"""
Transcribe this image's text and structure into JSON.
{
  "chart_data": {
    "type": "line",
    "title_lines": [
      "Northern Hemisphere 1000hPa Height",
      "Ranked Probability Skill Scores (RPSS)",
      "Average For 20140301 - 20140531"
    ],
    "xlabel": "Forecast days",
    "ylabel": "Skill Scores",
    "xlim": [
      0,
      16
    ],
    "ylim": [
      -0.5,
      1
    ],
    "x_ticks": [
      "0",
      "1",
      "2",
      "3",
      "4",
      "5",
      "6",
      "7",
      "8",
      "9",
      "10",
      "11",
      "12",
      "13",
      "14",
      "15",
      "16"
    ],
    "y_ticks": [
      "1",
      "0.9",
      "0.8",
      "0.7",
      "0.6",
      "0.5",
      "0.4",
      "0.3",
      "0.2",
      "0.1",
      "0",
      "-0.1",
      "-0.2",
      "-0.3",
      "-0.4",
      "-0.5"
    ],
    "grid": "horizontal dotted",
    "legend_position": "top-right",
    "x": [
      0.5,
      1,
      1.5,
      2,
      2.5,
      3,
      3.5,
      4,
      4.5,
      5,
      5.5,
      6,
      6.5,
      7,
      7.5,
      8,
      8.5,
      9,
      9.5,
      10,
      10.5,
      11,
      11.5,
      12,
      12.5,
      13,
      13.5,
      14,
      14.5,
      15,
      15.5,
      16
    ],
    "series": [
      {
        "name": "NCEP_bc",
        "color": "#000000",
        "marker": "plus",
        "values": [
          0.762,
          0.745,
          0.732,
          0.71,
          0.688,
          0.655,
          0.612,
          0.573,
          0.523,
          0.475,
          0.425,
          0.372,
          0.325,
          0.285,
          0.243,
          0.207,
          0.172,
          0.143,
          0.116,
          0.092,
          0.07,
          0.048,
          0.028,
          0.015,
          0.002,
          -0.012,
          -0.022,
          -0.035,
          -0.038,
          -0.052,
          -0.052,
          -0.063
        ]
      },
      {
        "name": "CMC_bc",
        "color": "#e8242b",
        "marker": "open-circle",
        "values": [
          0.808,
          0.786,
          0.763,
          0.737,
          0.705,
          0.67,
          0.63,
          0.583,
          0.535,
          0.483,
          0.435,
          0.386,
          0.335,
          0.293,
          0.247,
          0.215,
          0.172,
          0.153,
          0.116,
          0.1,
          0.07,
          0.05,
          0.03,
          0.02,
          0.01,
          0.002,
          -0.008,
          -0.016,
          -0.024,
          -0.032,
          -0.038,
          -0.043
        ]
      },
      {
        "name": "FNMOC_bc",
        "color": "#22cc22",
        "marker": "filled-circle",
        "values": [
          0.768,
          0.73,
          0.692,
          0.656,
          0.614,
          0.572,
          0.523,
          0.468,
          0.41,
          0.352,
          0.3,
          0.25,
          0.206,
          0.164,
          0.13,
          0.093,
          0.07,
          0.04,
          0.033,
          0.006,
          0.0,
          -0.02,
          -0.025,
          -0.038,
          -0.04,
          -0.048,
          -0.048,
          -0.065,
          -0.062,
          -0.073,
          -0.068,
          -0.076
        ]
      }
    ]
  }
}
"""
__WHAT YOU WILL DO__. How many lines in the records above contain the word "Skill"? Give only the number.

__WRITTEN RESPONSE__. 2